WORK REQUIRED: Collect all lines from the listing that include the string "JSON".
begin THE DATA
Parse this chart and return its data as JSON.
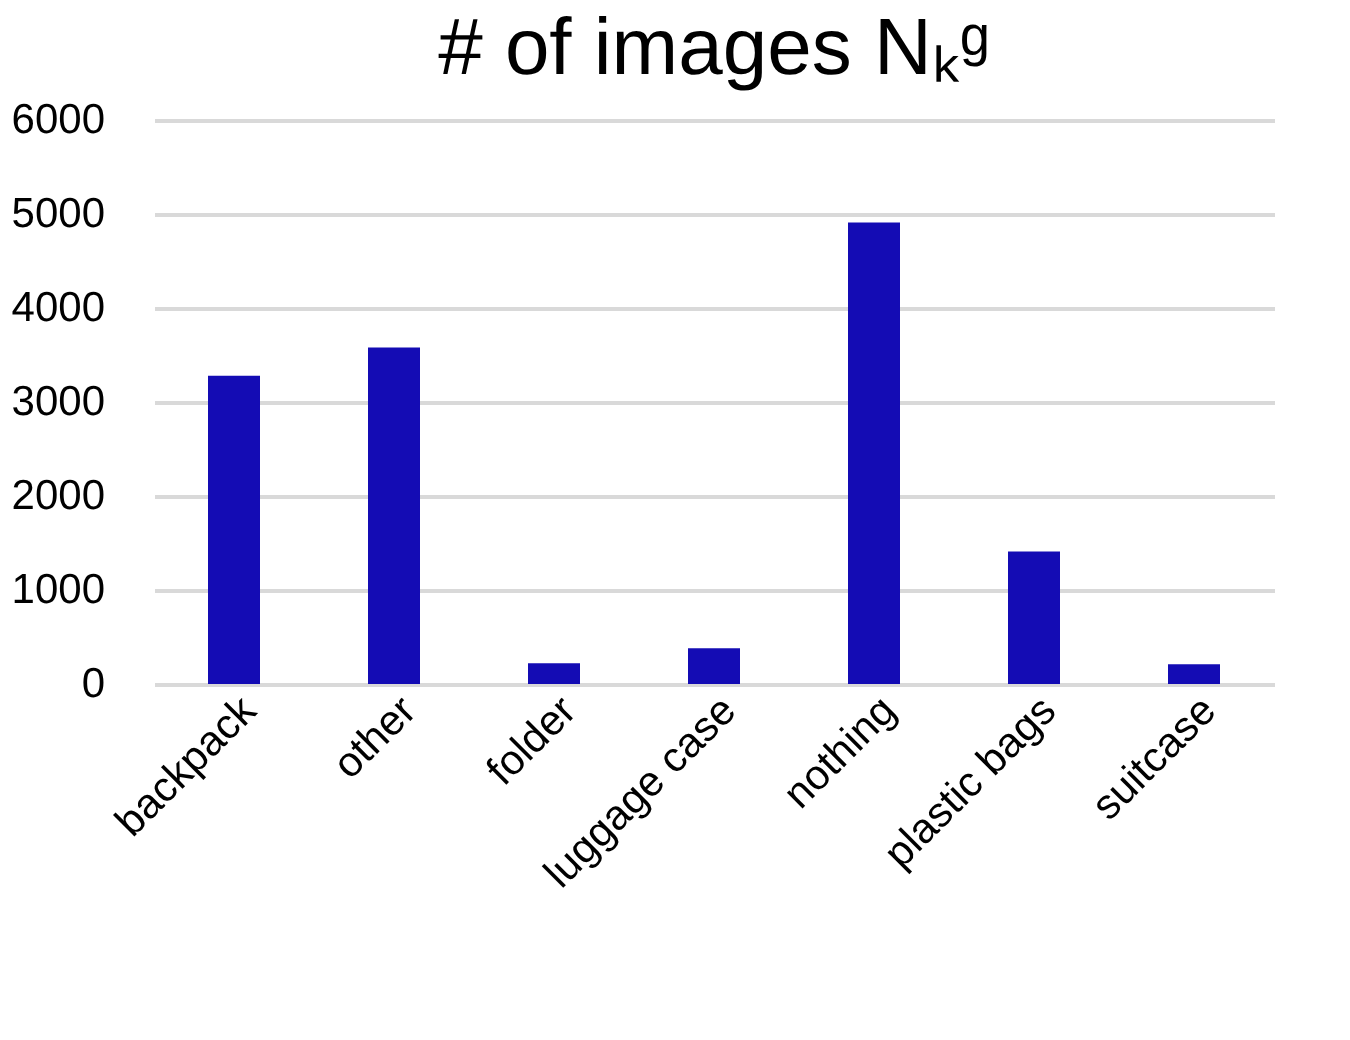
{
  "chart_data": {
    "type": "bar",
    "title": "# of images  Nₖᵍ",
    "categories": [
      "backpack",
      "other",
      "folder",
      "luggage case",
      "nothing",
      "plastic bags",
      "suitcase"
    ],
    "values": [
      3280,
      3580,
      220,
      380,
      4910,
      1410,
      210
    ],
    "color": "#140cb4",
    "ylim": [
      0,
      6000
    ],
    "yticks": [
      0,
      1000,
      2000,
      3000,
      4000,
      5000,
      6000
    ],
    "grid": "y"
  }
}
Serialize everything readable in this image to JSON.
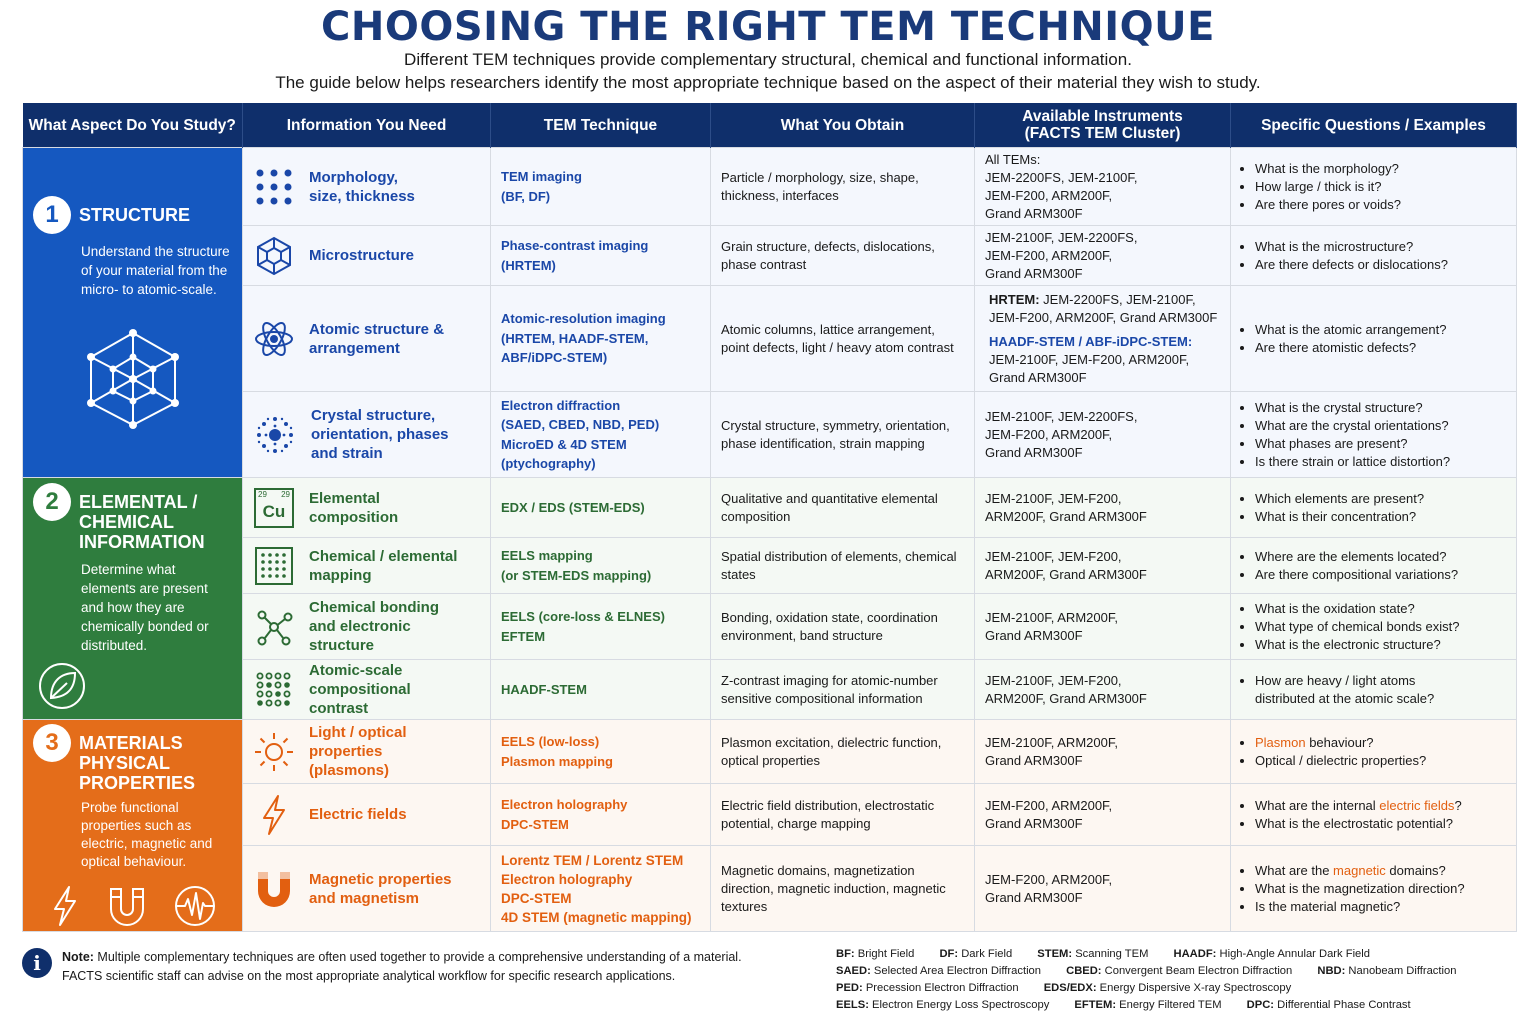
{
  "title": "CHOOSING THE RIGHT TEM TECHNIQUE",
  "subtitle1": "Different TEM techniques provide complementary structural, chemical and functional information.",
  "subtitle2": "The guide below helps researchers identify the most appropriate technique based on the aspect of their material they wish to study.",
  "headers": {
    "aspect": "What Aspect Do You Study?",
    "info": "Information You Need",
    "tech": "TEM Technique",
    "obtain": "What You Obtain",
    "instr_line1": "Available Instruments",
    "instr_line2": "(FACTS TEM Cluster)",
    "questions": "Specific Questions / Examples"
  },
  "aspects": {
    "structure": {
      "num": "1",
      "title": "STRUCTURE",
      "desc": "Understand the structure of your material from the micro- to atomic-scale."
    },
    "chemical": {
      "num": "2",
      "title_l1": "ELEMENTAL /",
      "title_l2": "CHEMICAL",
      "title_l3": "INFORMATION",
      "desc": "Determine what elements are present and how they are chemically bonded or distributed."
    },
    "physical": {
      "num": "3",
      "title_l1": "MATERIALS",
      "title_l2": "PHYSICAL",
      "title_l3": "PROPERTIES",
      "desc": "Probe functional properties such as electric, magnetic and optical behaviour."
    }
  },
  "rows": {
    "r1": {
      "info_l1": "Morphology,",
      "info_l2": "size, thickness",
      "tech_l1": "TEM imaging",
      "tech_l2": "(BF, DF)",
      "obtain": "Particle / morphology, size, shape, thickness, interfaces",
      "instr_l1": "All TEMs:",
      "instr_l2": "JEM-2200FS, JEM-2100F,",
      "instr_l3": "JEM-F200, ARM200F,",
      "instr_l4": "Grand ARM300F",
      "q1": "What is the morphology?",
      "q2": "How large / thick is it?",
      "q3": "Are there pores or voids?"
    },
    "r2": {
      "info": "Microstructure",
      "tech_l1": "Phase-contrast imaging",
      "tech_l2": "(HRTEM)",
      "obtain": "Grain structure, defects, dislocations, phase contrast",
      "instr_l1": "JEM-2100F, JEM-2200FS,",
      "instr_l2": "JEM-F200, ARM200F,",
      "instr_l3": "Grand ARM300F",
      "q1": "What is the microstructure?",
      "q2": "Are there defects or dislocations?"
    },
    "r3": {
      "info_l1": "Atomic structure &",
      "info_l2": "arrangement",
      "tech_l1": "Atomic-resolution imaging",
      "tech_l2": "(HRTEM, HAADF-STEM,",
      "tech_l3": "ABF/iDPC-STEM)",
      "obtain": "Atomic columns, lattice arrangement, point defects, light / heavy atom contrast",
      "instr_lbl1": "HRTEM:",
      "instr_a1": " JEM-2200FS, JEM-2100F,",
      "instr_a2": "JEM-F200, ARM200F, Grand ARM300F",
      "instr_lbl2": "HAADF-STEM / ABF-iDPC-STEM:",
      "instr_b1": "JEM-2100F, JEM-F200, ARM200F,",
      "instr_b2": "Grand ARM300F",
      "q1": "What is the atomic arrangement?",
      "q2": "Are there atomistic defects?"
    },
    "r4": {
      "info_l1": "Crystal structure,",
      "info_l2": "orientation, phases",
      "info_l3": "and strain",
      "tech_l1": "Electron diffraction",
      "tech_l2": "(SAED, CBED, NBD, PED)",
      "tech_l3": "MicroED & 4D STEM",
      "tech_l4": "(ptychography)",
      "obtain": "Crystal structure, symmetry, orientation, phase identification, strain mapping",
      "instr_l1": "JEM-2100F, JEM-2200FS,",
      "instr_l2": "JEM-F200, ARM200F,",
      "instr_l3": "Grand ARM300F",
      "q1": "What is the crystal structure?",
      "q2": "What are the crystal orientations?",
      "q3": "What phases are present?",
      "q4": "Is there strain or lattice distortion?"
    },
    "r5": {
      "info_l1": "Elemental",
      "info_l2": "composition",
      "cu_num1": "29",
      "cu_num2": "29",
      "cu_sym": "Cu",
      "tech": "EDX / EDS (STEM-EDS)",
      "obtain": "Qualitative and quantitative elemental composition",
      "instr_l1": "JEM-2100F, JEM-F200,",
      "instr_l2": "ARM200F, Grand ARM300F",
      "q1": "Which elements are present?",
      "q2": "What is their concentration?"
    },
    "r6": {
      "info_l1": "Chemical / elemental",
      "info_l2": "mapping",
      "tech_l1": "EELS mapping",
      "tech_l2": "(or STEM-EDS mapping)",
      "obtain": "Spatial distribution of elements, chemical states",
      "instr_l1": "JEM-2100F, JEM-F200,",
      "instr_l2": "ARM200F, Grand ARM300F",
      "q1": "Where are the elements located?",
      "q2": "Are there compositional variations?"
    },
    "r7": {
      "info_l1": "Chemical bonding",
      "info_l2": "and electronic",
      "info_l3": "structure",
      "tech_l1": "EELS (core-loss & ELNES)",
      "tech_l2": "EFTEM",
      "obtain": "Bonding, oxidation state, coordination environment, band structure",
      "instr_l1": "JEM-2100F, ARM200F,",
      "instr_l2": "Grand ARM300F",
      "q1": "What is the oxidation state?",
      "q2": "What type of chemical bonds exist?",
      "q3": "What is the electronic structure?"
    },
    "r8": {
      "info_l1": "Atomic-scale",
      "info_l2": "compositional",
      "info_l3": "contrast",
      "tech": "HAADF-STEM",
      "obtain": "Z-contrast imaging for atomic-number sensitive compositional information",
      "instr_l1": "JEM-2100F, JEM-F200,",
      "instr_l2": "ARM200F, Grand ARM300F",
      "q1_l1": "How are heavy / light atoms",
      "q1_l2": "distributed at the atomic scale?"
    },
    "r9": {
      "info_l1": "Light / optical",
      "info_l2": "properties",
      "info_l3": "(plasmons)",
      "tech_l1": "EELS (low-loss)",
      "tech_l2": "Plasmon mapping",
      "obtain": "Plasmon excitation, dielectric function, optical properties",
      "instr_l1": "JEM-2100F, ARM200F,",
      "instr_l2": "Grand ARM300F",
      "q1_hl": "Plasmon",
      "q1_rest": " behaviour?",
      "q2": "Optical / dielectric properties?"
    },
    "r10": {
      "info": "Electric fields",
      "tech_l1": "Electron holography",
      "tech_l2": "DPC-STEM",
      "obtain": "Electric field distribution, electrostatic potential, charge mapping",
      "instr_l1": "JEM-F200, ARM200F,",
      "instr_l2": "Grand ARM300F",
      "q1_pre": "What are the internal ",
      "q1_hl": "electric fields",
      "q1_post": "?",
      "q2": "What is the electrostatic potential?"
    },
    "r11": {
      "info_l1": "Magnetic properties",
      "info_l2": "and magnetism",
      "tech_l1": "Lorentz TEM / Lorentz STEM",
      "tech_l2": "Electron holography",
      "tech_l3": "DPC-STEM",
      "tech_l4": "4D STEM (magnetic mapping)",
      "obtain": "Magnetic domains, magnetization direction, magnetic induction, magnetic textures",
      "instr_l1": "JEM-F200, ARM200F,",
      "instr_l2": "Grand ARM300F",
      "q1_pre": "What are the ",
      "q1_hl": "magnetic",
      "q1_post": " domains?",
      "q2": "What is the magnetization direction?",
      "q3": "Is the material magnetic?"
    }
  },
  "note": {
    "icon": "i",
    "label": "Note:",
    "text1": " Multiple complementary techniques are often used together to provide a comprehensive understanding of a material.",
    "text2": "FACTS scientific staff can advise on the most appropriate analytical workflow for specific research applications."
  },
  "abbr": [
    {
      "k": "BF:",
      "v": " Bright Field"
    },
    {
      "k": "DF:",
      "v": " Dark Field"
    },
    {
      "k": "STEM:",
      "v": " Scanning TEM"
    },
    {
      "k": "HAADF:",
      "v": " High-Angle Annular Dark Field"
    },
    {
      "k": "SAED:",
      "v": " Selected Area Electron Diffraction"
    },
    {
      "k": "CBED:",
      "v": " Convergent Beam Electron Diffraction"
    },
    {
      "k": "NBD:",
      "v": " Nanobeam Diffraction"
    },
    {
      "k": "PED:",
      "v": " Precession Electron Diffraction"
    },
    {
      "k": "EDS/EDX:",
      "v": " Energy Dispersive X-ray Spectroscopy"
    },
    {
      "k": "EELS:",
      "v": " Electron Energy Loss Spectroscopy"
    },
    {
      "k": "EFTEM:",
      "v": " Energy Filtered TEM"
    },
    {
      "k": "DPC:",
      "v": " Differential Phase Contrast"
    }
  ],
  "colors": {
    "navy": "#0f2f6b",
    "blue": "#1558c0",
    "green": "#2f7d3e",
    "orange": "#e46d1a"
  }
}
end THE DATA
REPLY:
Parse this chart and return its data as JSON.
Serialize everything readable in this image to JSON.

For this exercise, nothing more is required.